(Stored items from a collection)
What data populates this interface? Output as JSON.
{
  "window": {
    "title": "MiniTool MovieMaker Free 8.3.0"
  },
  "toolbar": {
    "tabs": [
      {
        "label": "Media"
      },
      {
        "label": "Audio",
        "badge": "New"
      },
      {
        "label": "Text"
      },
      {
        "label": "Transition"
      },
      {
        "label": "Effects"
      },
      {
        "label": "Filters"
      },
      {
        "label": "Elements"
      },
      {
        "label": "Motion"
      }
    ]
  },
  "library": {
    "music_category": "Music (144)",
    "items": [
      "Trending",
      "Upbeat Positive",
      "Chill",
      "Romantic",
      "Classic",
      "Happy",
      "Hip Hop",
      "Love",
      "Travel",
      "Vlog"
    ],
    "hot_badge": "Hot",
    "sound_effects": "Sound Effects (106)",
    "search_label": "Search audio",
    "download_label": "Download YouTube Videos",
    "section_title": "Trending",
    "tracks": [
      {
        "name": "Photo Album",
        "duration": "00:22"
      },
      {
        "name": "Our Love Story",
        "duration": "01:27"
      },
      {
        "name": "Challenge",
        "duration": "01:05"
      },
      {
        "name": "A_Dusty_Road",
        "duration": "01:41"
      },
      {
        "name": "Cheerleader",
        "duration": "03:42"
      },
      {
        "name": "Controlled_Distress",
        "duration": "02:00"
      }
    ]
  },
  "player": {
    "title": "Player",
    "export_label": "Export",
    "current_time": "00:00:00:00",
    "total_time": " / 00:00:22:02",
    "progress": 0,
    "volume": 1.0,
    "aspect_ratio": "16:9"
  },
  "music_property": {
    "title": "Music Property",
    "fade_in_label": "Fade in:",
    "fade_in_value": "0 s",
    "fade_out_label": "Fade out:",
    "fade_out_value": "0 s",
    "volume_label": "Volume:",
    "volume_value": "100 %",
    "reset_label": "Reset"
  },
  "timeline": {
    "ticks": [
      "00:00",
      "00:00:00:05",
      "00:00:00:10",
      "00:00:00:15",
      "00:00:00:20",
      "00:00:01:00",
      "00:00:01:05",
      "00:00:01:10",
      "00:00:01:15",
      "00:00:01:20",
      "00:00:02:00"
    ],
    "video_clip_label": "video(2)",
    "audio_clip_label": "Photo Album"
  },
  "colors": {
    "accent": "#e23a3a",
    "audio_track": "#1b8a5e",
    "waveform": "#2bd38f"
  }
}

### Stated task
Reproduce each entry word for word.

### The result
What data populates this interface? Output as JSON.
{
  "window": {
    "title": "MiniTool MovieMaker Free 8.3.0"
  },
  "toolbar": {
    "tabs": [
      {
        "label": "Media"
      },
      {
        "label": "Audio",
        "badge": "New"
      },
      {
        "label": "Text"
      },
      {
        "label": "Transition"
      },
      {
        "label": "Effects"
      },
      {
        "label": "Filters"
      },
      {
        "label": "Elements"
      },
      {
        "label": "Motion"
      }
    ]
  },
  "library": {
    "music_category": "Music (144)",
    "items": [
      "Trending",
      "Upbeat Positive",
      "Chill",
      "Romantic",
      "Classic",
      "Happy",
      "Hip Hop",
      "Love",
      "Travel",
      "Vlog"
    ],
    "hot_badge": "Hot",
    "sound_effects": "Sound Effects (106)",
    "search_label": "Search audio",
    "download_label": "Download YouTube Videos",
    "section_title": "Trending",
    "tracks": [
      {
        "name": "Photo Album",
        "duration": "00:22"
      },
      {
        "name": "Our Love Story",
        "duration": "01:27"
      },
      {
        "name": "Challenge",
        "duration": "01:05"
      },
      {
        "name": "A_Dusty_Road",
        "duration": "01:41"
      },
      {
        "name": "Cheerleader",
        "duration": "03:42"
      },
      {
        "name": "Controlled_Distress",
        "duration": "02:00"
      }
    ]
  },
  "player": {
    "title": "Player",
    "export_label": "Export",
    "current_time": "00:00:00:00",
    "total_time": " / 00:00:22:02",
    "progress": 0,
    "volume": 1.0,
    "aspect_ratio": "16:9"
  },
  "music_property": {
    "title": "Music Property",
    "fade_in_label": "Fade in:",
    "fade_in_value": "0 s",
    "fade_out_label": "Fade out:",
    "fade_out_value": "0 s",
    "volume_label": "Volume:",
    "volume_value": "100 %",
    "reset_label": "Reset"
  },
  "timeline": {
    "ticks": [
      "00:00",
      "00:00:00:05",
      "00:00:00:10",
      "00:00:00:15",
      "00:00:00:20",
      "00:00:01:00",
      "00:00:01:05",
      "00:00:01:10",
      "00:00:01:15",
      "00:00:01:20",
      "00:00:02:00"
    ],
    "video_clip_label": "video(2)",
    "audio_clip_label": "Photo Album"
  },
  "colors": {
    "accent": "#e23a3a",
    "audio_track": "#1b8a5e",
    "waveform": "#2bd38f"
  }
}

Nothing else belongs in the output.